*Set task*
The records that follow must be reproduced in full, exactly as written.

Dataset rows

.....

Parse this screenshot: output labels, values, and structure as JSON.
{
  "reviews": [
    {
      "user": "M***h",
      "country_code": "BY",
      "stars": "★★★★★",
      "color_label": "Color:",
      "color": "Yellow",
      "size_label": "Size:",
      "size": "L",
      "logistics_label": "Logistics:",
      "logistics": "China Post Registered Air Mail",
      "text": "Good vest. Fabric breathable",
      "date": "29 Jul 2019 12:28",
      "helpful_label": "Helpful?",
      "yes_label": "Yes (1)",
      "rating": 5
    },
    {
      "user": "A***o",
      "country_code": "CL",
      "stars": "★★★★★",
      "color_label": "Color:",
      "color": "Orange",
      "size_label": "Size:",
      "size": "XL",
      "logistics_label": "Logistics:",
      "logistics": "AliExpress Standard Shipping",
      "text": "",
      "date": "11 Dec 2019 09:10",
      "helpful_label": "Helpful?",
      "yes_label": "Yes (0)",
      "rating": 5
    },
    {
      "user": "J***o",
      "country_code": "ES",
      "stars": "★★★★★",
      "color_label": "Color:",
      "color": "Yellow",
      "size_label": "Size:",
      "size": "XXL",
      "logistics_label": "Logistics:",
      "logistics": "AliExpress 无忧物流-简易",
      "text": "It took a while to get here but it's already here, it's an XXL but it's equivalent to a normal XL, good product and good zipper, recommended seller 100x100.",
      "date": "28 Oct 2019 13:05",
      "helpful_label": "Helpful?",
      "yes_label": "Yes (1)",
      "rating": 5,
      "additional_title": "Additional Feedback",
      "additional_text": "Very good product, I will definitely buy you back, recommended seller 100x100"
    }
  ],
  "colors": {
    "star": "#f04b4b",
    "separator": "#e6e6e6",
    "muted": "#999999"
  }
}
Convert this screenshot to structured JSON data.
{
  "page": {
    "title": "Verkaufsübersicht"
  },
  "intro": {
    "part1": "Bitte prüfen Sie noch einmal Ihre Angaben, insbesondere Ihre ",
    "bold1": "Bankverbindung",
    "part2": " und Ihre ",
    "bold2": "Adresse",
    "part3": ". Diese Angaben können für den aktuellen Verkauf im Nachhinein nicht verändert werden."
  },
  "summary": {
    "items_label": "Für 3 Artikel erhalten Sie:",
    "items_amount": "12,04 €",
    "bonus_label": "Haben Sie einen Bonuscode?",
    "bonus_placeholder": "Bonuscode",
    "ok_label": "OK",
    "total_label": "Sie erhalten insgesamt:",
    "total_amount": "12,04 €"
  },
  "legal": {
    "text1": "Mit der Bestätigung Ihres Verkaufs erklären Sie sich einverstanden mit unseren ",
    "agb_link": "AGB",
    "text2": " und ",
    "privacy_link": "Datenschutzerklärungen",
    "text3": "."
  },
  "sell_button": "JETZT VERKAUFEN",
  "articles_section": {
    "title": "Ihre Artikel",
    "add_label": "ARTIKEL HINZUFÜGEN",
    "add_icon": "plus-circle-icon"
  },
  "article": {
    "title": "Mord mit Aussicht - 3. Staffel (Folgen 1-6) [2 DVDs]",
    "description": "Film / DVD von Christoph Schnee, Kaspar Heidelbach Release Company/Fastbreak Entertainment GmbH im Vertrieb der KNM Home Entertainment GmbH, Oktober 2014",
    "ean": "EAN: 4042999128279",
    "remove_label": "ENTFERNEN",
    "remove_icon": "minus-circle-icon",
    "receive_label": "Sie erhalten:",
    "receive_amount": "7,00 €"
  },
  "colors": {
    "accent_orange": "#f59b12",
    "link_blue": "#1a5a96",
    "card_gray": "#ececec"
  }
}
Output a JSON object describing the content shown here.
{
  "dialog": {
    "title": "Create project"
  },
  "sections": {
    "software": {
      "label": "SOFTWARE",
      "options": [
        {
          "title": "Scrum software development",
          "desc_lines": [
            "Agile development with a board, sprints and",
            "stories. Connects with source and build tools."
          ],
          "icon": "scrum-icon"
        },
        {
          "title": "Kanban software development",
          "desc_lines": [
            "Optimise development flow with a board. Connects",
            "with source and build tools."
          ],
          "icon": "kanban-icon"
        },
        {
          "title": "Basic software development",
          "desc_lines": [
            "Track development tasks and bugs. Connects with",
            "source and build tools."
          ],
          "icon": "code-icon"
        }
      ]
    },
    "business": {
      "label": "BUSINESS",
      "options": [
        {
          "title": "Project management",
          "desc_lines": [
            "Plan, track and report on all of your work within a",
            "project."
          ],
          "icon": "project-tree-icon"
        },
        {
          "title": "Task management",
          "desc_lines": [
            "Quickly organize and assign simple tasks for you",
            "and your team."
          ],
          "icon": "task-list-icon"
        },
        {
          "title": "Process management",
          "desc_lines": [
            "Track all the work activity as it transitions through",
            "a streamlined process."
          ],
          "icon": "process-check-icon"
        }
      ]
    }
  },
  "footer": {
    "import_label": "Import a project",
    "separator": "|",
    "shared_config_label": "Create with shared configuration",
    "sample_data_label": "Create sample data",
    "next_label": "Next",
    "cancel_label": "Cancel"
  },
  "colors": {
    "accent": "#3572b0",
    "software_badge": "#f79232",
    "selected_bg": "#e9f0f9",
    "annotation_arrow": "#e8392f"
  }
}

.....

*Answer in full*
Parse this screenshot: output labels, values, and structure as JSON.
{
  "reviews": [
    {
      "user": "M***h",
      "country_code": "BY",
      "stars": "★★★★★",
      "color_label": "Color:",
      "color": "Yellow",
      "size_label": "Size:",
      "size": "L",
      "logistics_label": "Logistics:",
      "logistics": "China Post Registered Air Mail",
      "text": "Good vest. Fabric breathable",
      "date": "29 Jul 2019 12:28",
      "helpful_label": "Helpful?",
      "yes_label": "Yes (1)",
      "rating": 5
    },
    {
      "user": "A***o",
      "country_code": "CL",
      "stars": "★★★★★",
      "color_label": "Color:",
      "color": "Orange",
      "size_label": "Size:",
      "size": "XL",
      "logistics_label": "Logistics:",
      "logistics": "AliExpress Standard Shipping",
      "text": "",
      "date": "11 Dec 2019 09:10",
      "helpful_label": "Helpful?",
      "yes_label": "Yes (0)",
      "rating": 5
    },
    {
      "user": "J***o",
      "country_code": "ES",
      "stars": "★★★★★",
      "color_label": "Color:",
      "color": "Yellow",
      "size_label": "Size:",
      "size": "XXL",
      "logistics_label": "Logistics:",
      "logistics": "AliExpress 无忧物流-简易",
      "text": "It took a while to get here but it's already here, it's an XXL but it's equivalent to a normal XL, good product and good zipper, recommended seller 100x100.",
      "date": "28 Oct 2019 13:05",
      "helpful_label": "Helpful?",
      "yes_label": "Yes (1)",
      "rating": 5,
      "additional_title": "Additional Feedback",
      "additional_text": "Very good product, I will definitely buy you back, recommended seller 100x100"
    }
  ],
  "colors": {
    "star": "#f04b4b",
    "separator": "#e6e6e6",
    "muted": "#999999"
  }
}
Convert this screenshot to structured JSON data.
{
  "page": {
    "title": "Verkaufsübersicht"
  },
  "intro": {
    "part1": "Bitte prüfen Sie noch einmal Ihre Angaben, insbesondere Ihre ",
    "bold1": "Bankverbindung",
    "part2": " und Ihre ",
    "bold2": "Adresse",
    "part3": ". Diese Angaben können für den aktuellen Verkauf im Nachhinein nicht verändert werden."
  },
  "summary": {
    "items_label": "Für 3 Artikel erhalten Sie:",
    "items_amount": "12,04 €",
    "bonus_label": "Haben Sie einen Bonuscode?",
    "bonus_placeholder": "Bonuscode",
    "ok_label": "OK",
    "total_label": "Sie erhalten insgesamt:",
    "total_amount": "12,04 €"
  },
  "legal": {
    "text1": "Mit der Bestätigung Ihres Verkaufs erklären Sie sich einverstanden mit unseren ",
    "agb_link": "AGB",
    "text2": " und ",
    "privacy_link": "Datenschutzerklärungen",
    "text3": "."
  },
  "sell_button": "JETZT VERKAUFEN",
  "articles_section": {
    "title": "Ihre Artikel",
    "add_label": "ARTIKEL HINZUFÜGEN",
    "add_icon": "plus-circle-icon"
  },
  "article": {
    "title": "Mord mit Aussicht - 3. Staffel (Folgen 1-6) [2 DVDs]",
    "description": "Film / DVD von Christoph Schnee, Kaspar Heidelbach Release Company/Fastbreak Entertainment GmbH im Vertrieb der KNM Home Entertainment GmbH, Oktober 2014",
    "ean": "EAN: 4042999128279",
    "remove_label": "ENTFERNEN",
    "remove_icon": "minus-circle-icon",
    "receive_label": "Sie erhalten:",
    "receive_amount": "7,00 €"
  },
  "colors": {
    "accent_orange": "#f59b12",
    "link_blue": "#1a5a96",
    "card_gray": "#ececec"
  }
}
Output a JSON object describing the content shown here.
{
  "dialog": {
    "title": "Create project"
  },
  "sections": {
    "software": {
      "label": "SOFTWARE",
      "options": [
        {
          "title": "Scrum software development",
          "desc_lines": [
            "Agile development with a board, sprints and",
            "stories. Connects with source and build tools."
          ],
          "icon": "scrum-icon"
        },
        {
          "title": "Kanban software development",
          "desc_lines": [
            "Optimise development flow with a board. Connects",
            "with source and build tools."
          ],
          "icon": "kanban-icon"
        },
        {
          "title": "Basic software development",
          "desc_lines": [
            "Track development tasks and bugs. Connects with",
            "source and build tools."
          ],
          "icon": "code-icon"
        }
      ]
    },
    "business": {
      "label": "BUSINESS",
      "options": [
        {
          "title": "Project management",
          "desc_lines": [
            "Plan, track and report on all of your work within a",
            "project."
          ],
          "icon": "project-tree-icon"
        },
        {
          "title": "Task management",
          "desc_lines": [
            "Quickly organize and assign simple tasks for you",
            "and your team."
          ],
          "icon": "task-list-icon"
        },
        {
          "title": "Process management",
          "desc_lines": [
            "Track all the work activity as it transitions through",
            "a streamlined process."
          ],
          "icon": "process-check-icon"
        }
      ]
    }
  },
  "footer": {
    "import_label": "Import a project",
    "separator": "|",
    "shared_config_label": "Create with shared configuration",
    "sample_data_label": "Create sample data",
    "next_label": "Next",
    "cancel_label": "Cancel"
  },
  "colors": {
    "accent": "#3572b0",
    "software_badge": "#f79232",
    "selected_bg": "#e9f0f9",
    "annotation_arrow": "#e8392f"
  }
}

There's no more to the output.